Dataset items
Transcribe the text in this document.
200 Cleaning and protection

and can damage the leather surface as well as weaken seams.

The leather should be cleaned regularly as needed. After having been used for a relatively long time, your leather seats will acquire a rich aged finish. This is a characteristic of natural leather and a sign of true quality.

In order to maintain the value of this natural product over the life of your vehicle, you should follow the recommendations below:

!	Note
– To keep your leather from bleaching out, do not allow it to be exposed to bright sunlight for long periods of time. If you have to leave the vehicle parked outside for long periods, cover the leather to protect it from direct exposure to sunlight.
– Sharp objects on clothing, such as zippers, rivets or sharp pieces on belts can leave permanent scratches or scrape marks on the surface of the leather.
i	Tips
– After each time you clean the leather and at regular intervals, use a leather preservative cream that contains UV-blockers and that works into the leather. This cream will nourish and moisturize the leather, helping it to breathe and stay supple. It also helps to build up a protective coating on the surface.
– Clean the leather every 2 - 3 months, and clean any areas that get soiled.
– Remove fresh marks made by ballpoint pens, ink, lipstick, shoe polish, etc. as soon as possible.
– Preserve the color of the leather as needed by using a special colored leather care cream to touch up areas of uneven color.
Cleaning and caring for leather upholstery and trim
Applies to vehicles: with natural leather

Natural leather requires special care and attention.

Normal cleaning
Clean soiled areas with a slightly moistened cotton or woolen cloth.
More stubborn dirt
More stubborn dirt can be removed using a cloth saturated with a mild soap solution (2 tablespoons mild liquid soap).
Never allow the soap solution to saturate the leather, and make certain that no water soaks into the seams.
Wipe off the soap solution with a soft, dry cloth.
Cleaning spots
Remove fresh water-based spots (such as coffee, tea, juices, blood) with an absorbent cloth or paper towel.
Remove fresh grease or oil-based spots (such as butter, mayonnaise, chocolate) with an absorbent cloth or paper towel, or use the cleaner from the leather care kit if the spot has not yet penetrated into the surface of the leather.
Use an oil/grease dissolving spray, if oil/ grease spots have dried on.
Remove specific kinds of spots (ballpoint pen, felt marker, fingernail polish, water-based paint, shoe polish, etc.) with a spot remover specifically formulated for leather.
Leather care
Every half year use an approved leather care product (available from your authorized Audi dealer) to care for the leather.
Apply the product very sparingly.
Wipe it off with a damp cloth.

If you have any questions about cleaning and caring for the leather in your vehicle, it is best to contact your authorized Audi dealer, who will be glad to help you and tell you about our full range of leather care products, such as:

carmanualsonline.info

**Task:**
Please copy out each record, character for character.

**Reply:**
Transcribe the text in this document.
200 Cleaning and protection

and can damage the leather surface as well as weaken seams.

The leather should be cleaned regularly as needed. After having been used for a relatively long time, your leather seats will acquire a rich aged finish. This is a characteristic of natural leather and a sign of true quality.

In order to maintain the value of this natural product over the life of your vehicle, you should follow the recommendations below:

!	Note
– To keep your leather from bleaching out, do not allow it to be exposed to bright sunlight for long periods of time. If you have to leave the vehicle parked outside for long periods, cover the leather to protect it from direct exposure to sunlight.
– Sharp objects on clothing, such as zippers, rivets or sharp pieces on belts can leave permanent scratches or scrape marks on the surface of the leather.
i	Tips
– After each time you clean the leather and at regular intervals, use a leather preservative cream that contains UV-blockers and that works into the leather. This cream will nourish and moisturize the leather, helping it to breathe and stay supple. It also helps to build up a protective coating on the surface.
– Clean the leather every 2 - 3 months, and clean any areas that get soiled.
– Remove fresh marks made by ballpoint pens, ink, lipstick, shoe polish, etc. as soon as possible.
– Preserve the color of the leather as needed by using a special colored leather care cream to touch up areas of uneven color.
Cleaning and caring for leather upholstery and trim
Applies to vehicles: with natural leather

Natural leather requires special care and attention.

Normal cleaning
Clean soiled areas with a slightly moistened cotton or woolen cloth.
More stubborn dirt
More stubborn dirt can be removed using a cloth saturated with a mild soap solution (2 tablespoons mild liquid soap).
Never allow the soap solution to saturate the leather, and make certain that no water soaks into the seams.
Wipe off the soap solution with a soft, dry cloth.
Cleaning spots
Remove fresh water-based spots (such as coffee, tea, juices, blood) with an absorbent cloth or paper towel.
Remove fresh grease or oil-based spots (such as butter, mayonnaise, chocolate) with an absorbent cloth or paper towel, or use the cleaner from the leather care kit if the spot has not yet penetrated into the surface of the leather.
Use an oil/grease dissolving spray, if oil/ grease spots have dried on.
Remove specific kinds of spots (ballpoint pen, felt marker, fingernail polish, water-based paint, shoe polish, etc.) with a spot remover specifically formulated for leather.
Leather care
Every half year use an approved leather care product (available from your authorized Audi dealer) to care for the leather.
Apply the product very sparingly.
Wipe it off with a damp cloth.

If you have any questions about cleaning and caring for the leather in your vehicle, it is best to contact your authorized Audi dealer, who will be glad to help you and tell you about our full range of leather care products, such as:

carmanualsonline.info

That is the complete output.